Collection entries
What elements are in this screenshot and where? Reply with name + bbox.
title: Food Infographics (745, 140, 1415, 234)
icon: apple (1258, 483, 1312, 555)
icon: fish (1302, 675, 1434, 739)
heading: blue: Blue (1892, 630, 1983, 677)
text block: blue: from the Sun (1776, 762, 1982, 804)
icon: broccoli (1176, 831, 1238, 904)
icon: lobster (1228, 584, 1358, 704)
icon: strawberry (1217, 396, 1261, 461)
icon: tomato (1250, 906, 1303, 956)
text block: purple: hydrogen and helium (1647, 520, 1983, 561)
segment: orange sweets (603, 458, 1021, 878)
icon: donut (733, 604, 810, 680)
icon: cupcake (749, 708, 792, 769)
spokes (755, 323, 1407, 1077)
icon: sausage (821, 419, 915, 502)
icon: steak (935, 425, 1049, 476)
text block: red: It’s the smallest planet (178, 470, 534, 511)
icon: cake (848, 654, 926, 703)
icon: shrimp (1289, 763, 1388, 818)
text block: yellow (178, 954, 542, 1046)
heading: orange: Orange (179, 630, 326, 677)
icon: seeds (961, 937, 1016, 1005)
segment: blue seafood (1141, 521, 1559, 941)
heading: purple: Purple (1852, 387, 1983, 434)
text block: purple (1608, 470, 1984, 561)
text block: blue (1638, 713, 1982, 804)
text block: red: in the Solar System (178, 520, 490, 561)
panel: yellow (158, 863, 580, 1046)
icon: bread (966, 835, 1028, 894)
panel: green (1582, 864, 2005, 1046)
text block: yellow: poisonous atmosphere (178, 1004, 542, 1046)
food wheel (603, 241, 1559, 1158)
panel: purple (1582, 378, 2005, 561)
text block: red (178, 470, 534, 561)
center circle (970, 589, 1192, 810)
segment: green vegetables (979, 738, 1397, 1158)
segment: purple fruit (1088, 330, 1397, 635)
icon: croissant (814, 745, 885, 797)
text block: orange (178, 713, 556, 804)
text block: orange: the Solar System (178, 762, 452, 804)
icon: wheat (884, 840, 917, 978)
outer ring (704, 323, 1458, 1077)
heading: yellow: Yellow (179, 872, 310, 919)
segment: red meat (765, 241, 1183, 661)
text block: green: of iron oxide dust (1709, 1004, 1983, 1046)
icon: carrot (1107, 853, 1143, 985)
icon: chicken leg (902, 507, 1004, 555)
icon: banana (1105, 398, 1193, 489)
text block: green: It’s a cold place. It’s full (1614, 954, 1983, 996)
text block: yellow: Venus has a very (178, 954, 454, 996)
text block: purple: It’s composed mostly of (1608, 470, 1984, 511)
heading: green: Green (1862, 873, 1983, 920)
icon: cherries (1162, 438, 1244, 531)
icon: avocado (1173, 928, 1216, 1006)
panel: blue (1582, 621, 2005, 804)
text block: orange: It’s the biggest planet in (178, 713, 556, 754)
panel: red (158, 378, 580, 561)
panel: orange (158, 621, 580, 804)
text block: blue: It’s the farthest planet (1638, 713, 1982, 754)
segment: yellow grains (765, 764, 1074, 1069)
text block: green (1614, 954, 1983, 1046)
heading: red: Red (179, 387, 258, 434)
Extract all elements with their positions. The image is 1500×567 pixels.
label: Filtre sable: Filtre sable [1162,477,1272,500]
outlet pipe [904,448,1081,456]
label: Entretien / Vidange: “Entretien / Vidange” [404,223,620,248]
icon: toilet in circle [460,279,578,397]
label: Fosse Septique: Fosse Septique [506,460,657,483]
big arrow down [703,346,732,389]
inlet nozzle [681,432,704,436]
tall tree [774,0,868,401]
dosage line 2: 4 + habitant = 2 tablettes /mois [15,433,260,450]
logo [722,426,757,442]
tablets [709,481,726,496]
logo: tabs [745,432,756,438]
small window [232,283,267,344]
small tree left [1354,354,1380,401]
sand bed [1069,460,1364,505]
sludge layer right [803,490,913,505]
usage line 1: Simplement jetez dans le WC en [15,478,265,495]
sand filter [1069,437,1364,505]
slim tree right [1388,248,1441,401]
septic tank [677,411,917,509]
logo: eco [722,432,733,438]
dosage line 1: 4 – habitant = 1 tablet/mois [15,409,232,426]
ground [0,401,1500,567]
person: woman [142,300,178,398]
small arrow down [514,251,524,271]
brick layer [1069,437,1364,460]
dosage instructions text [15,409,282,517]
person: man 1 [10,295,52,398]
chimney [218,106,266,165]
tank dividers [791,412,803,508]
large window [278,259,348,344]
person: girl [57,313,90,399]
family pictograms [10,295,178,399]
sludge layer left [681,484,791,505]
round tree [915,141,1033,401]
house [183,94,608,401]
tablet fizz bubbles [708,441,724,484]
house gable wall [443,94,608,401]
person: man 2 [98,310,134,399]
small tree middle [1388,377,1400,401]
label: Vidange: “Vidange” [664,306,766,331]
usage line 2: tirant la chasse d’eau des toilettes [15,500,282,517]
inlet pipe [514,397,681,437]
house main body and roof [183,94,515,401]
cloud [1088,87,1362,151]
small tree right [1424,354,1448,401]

## Request
Copy every one of the collection entries above, word for word.

## Exercise response
What elements are in this screenshot and where? Reply with name + bbox.
title: Food Infographics (745, 140, 1415, 234)
icon: apple (1258, 483, 1312, 555)
icon: fish (1302, 675, 1434, 739)
heading: blue: Blue (1892, 630, 1983, 677)
text block: blue: from the Sun (1776, 762, 1982, 804)
icon: broccoli (1176, 831, 1238, 904)
icon: lobster (1228, 584, 1358, 704)
icon: strawberry (1217, 396, 1261, 461)
icon: tomato (1250, 906, 1303, 956)
text block: purple: hydrogen and helium (1647, 520, 1983, 561)
segment: orange sweets (603, 458, 1021, 878)
icon: donut (733, 604, 810, 680)
icon: cupcake (749, 708, 792, 769)
spokes (755, 323, 1407, 1077)
icon: sausage (821, 419, 915, 502)
icon: steak (935, 425, 1049, 476)
text block: red: It’s the smallest planet (178, 470, 534, 511)
icon: cake (848, 654, 926, 703)
icon: shrimp (1289, 763, 1388, 818)
text block: yellow (178, 954, 542, 1046)
heading: orange: Orange (179, 630, 326, 677)
icon: seeds (961, 937, 1016, 1005)
segment: blue seafood (1141, 521, 1559, 941)
heading: purple: Purple (1852, 387, 1983, 434)
text block: purple (1608, 470, 1984, 561)
text block: blue (1638, 713, 1982, 804)
text block: red: in the Solar System (178, 520, 490, 561)
panel: yellow (158, 863, 580, 1046)
icon: bread (966, 835, 1028, 894)
panel: green (1582, 864, 2005, 1046)
text block: yellow: poisonous atmosphere (178, 1004, 542, 1046)
food wheel (603, 241, 1559, 1158)
panel: purple (1582, 378, 2005, 561)
text block: red (178, 470, 534, 561)
center circle (970, 589, 1192, 810)
segment: green vegetables (979, 738, 1397, 1158)
segment: purple fruit (1088, 330, 1397, 635)
icon: croissant (814, 745, 885, 797)
text block: orange (178, 713, 556, 804)
text block: orange: the Solar System (178, 762, 452, 804)
icon: wheat (884, 840, 917, 978)
outer ring (704, 323, 1458, 1077)
heading: yellow: Yellow (179, 872, 310, 919)
segment: red meat (765, 241, 1183, 661)
text block: green: of iron oxide dust (1709, 1004, 1983, 1046)
icon: carrot (1107, 853, 1143, 985)
icon: chicken leg (902, 507, 1004, 555)
icon: banana (1105, 398, 1193, 489)
text block: green: It’s a cold place. It’s full (1614, 954, 1983, 996)
text block: yellow: Venus has a very (178, 954, 454, 996)
text block: purple: It’s composed mostly of (1608, 470, 1984, 511)
heading: green: Green (1862, 873, 1983, 920)
icon: cherries (1162, 438, 1244, 531)
icon: avocado (1173, 928, 1216, 1006)
panel: blue (1582, 621, 2005, 804)
text block: orange: It’s the biggest planet in (178, 713, 556, 754)
panel: red (158, 378, 580, 561)
panel: orange (158, 621, 580, 804)
text block: blue: It’s the farthest planet (1638, 713, 1982, 754)
segment: yellow grains (765, 764, 1074, 1069)
text block: green (1614, 954, 1983, 1046)
heading: red: Red (179, 387, 258, 434)
Extract all elements with their positions. The image is 1500×567 pixels.
label: Filtre sable: Filtre sable [1162,477,1272,500]
outlet pipe [904,448,1081,456]
label: Entretien / Vidange: “Entretien / Vidange” [404,223,620,248]
icon: toilet in circle [460,279,578,397]
label: Fosse Septique: Fosse Septique [506,460,657,483]
big arrow down [703,346,732,389]
inlet nozzle [681,432,704,436]
tall tree [774,0,868,401]
dosage line 2: 4 + habitant = 2 tablettes /mois [15,433,260,450]
logo [722,426,757,442]
tablets [709,481,726,496]
logo: tabs [745,432,756,438]
small window [232,283,267,344]
small tree left [1354,354,1380,401]
sand bed [1069,460,1364,505]
sludge layer right [803,490,913,505]
usage line 1: Simplement jetez dans le WC en [15,478,265,495]
sand filter [1069,437,1364,505]
slim tree right [1388,248,1441,401]
septic tank [677,411,917,509]
logo: eco [722,432,733,438]
dosage line 1: 4 – habitant = 1 tablet/mois [15,409,232,426]
ground [0,401,1500,567]
person: woman [142,300,178,398]
small arrow down [514,251,524,271]
brick layer [1069,437,1364,460]
dosage instructions text [15,409,282,517]
person: man 1 [10,295,52,398]
chimney [218,106,266,165]
tank dividers [791,412,803,508]
large window [278,259,348,344]
person: girl [57,313,90,399]
family pictograms [10,295,178,399]
sludge layer left [681,484,791,505]
round tree [915,141,1033,401]
house [183,94,608,401]
tablet fizz bubbles [708,441,724,484]
house gable wall [443,94,608,401]
person: man 2 [98,310,134,399]
small tree middle [1388,377,1400,401]
label: Vidange: “Vidange” [664,306,766,331]
usage line 2: tirant la chasse d’eau des toilettes [15,500,282,517]
inlet pipe [514,397,681,437]
house main body and roof [183,94,515,401]
cloud [1088,87,1362,151]
small tree right [1424,354,1448,401]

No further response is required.